START Data shown

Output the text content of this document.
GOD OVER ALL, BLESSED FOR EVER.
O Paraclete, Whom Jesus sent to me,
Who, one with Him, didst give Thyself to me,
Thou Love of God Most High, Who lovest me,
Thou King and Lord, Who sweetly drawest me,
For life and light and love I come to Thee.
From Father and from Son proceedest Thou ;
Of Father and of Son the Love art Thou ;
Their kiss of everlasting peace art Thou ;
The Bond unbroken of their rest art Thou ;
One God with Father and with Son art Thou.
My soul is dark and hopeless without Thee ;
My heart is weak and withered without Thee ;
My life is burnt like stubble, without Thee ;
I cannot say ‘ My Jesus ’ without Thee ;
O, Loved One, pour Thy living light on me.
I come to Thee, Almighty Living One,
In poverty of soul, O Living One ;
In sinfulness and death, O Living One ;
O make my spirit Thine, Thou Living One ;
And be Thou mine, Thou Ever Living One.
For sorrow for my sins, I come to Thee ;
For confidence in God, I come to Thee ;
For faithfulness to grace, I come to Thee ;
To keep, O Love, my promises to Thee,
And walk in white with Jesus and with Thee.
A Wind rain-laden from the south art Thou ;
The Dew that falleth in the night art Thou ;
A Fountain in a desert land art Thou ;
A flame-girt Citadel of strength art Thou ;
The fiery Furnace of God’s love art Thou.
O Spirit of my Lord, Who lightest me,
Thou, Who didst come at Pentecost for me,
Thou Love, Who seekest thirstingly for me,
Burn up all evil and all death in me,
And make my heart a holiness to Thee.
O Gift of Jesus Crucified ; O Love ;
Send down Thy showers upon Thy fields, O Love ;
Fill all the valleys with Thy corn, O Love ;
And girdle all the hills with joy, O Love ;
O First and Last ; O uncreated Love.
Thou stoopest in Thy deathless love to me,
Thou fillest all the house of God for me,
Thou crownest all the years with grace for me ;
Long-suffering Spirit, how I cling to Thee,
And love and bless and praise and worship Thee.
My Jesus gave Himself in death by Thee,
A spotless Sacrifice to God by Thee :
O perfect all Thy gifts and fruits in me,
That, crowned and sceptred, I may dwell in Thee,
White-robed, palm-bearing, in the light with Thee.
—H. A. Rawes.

END Data shown
START Data shown

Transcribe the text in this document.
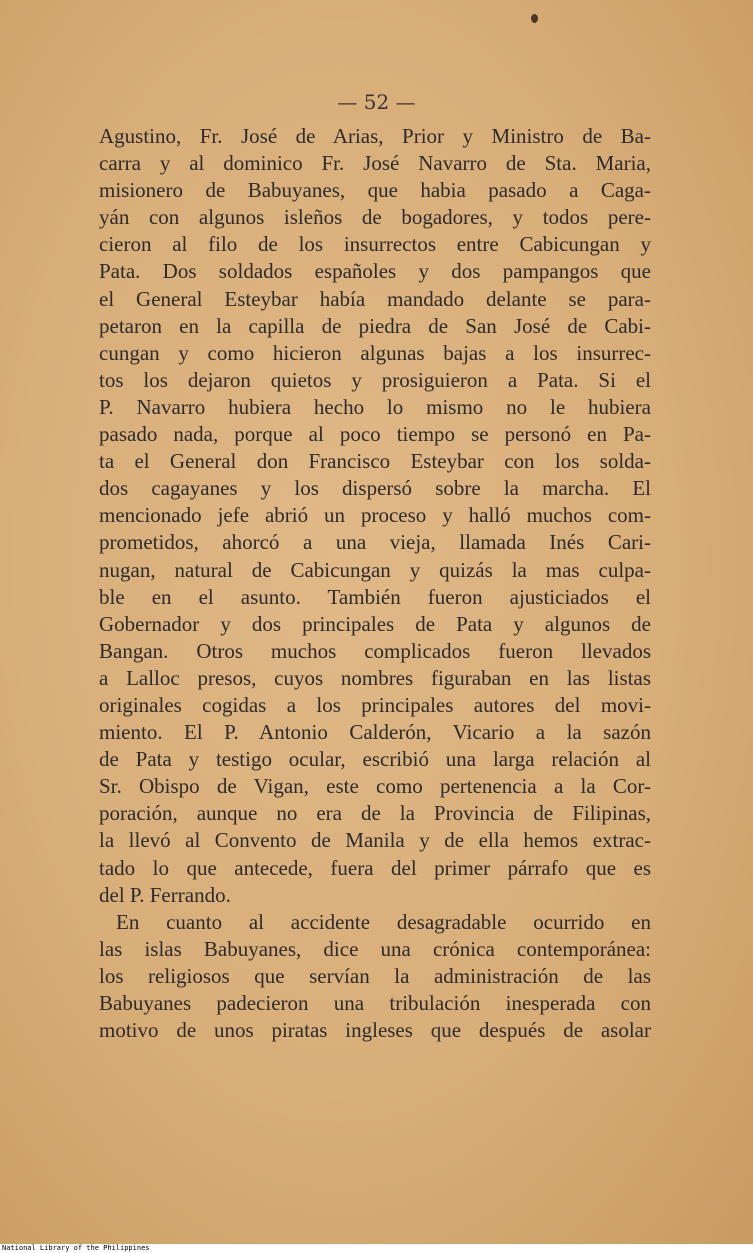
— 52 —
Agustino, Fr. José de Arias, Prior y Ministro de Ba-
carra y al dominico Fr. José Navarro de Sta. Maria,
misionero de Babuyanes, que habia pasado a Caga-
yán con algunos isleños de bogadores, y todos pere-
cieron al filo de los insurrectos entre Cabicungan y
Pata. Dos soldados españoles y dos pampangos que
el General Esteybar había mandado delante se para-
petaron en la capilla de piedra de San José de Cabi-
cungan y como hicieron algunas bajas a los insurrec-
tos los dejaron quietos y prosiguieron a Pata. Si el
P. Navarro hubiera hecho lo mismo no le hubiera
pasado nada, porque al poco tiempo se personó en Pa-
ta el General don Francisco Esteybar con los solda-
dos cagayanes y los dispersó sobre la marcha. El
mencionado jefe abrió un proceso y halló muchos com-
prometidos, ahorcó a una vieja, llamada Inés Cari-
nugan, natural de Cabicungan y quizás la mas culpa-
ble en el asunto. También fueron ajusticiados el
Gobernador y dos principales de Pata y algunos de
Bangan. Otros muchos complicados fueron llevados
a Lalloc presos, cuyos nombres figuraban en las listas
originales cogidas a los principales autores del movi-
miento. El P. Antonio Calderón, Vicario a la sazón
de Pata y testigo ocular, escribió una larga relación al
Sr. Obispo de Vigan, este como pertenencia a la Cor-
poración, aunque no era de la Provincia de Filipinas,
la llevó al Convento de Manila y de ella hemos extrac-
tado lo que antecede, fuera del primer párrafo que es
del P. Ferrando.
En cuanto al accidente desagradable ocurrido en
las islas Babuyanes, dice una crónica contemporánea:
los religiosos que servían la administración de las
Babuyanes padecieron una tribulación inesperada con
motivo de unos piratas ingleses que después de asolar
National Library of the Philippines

END Data shown

Write out each line of the data that holds the string "fueron".

ble en el asunto. También fueron ajusticiados el
Bangan. Otros muchos complicados fueron llevados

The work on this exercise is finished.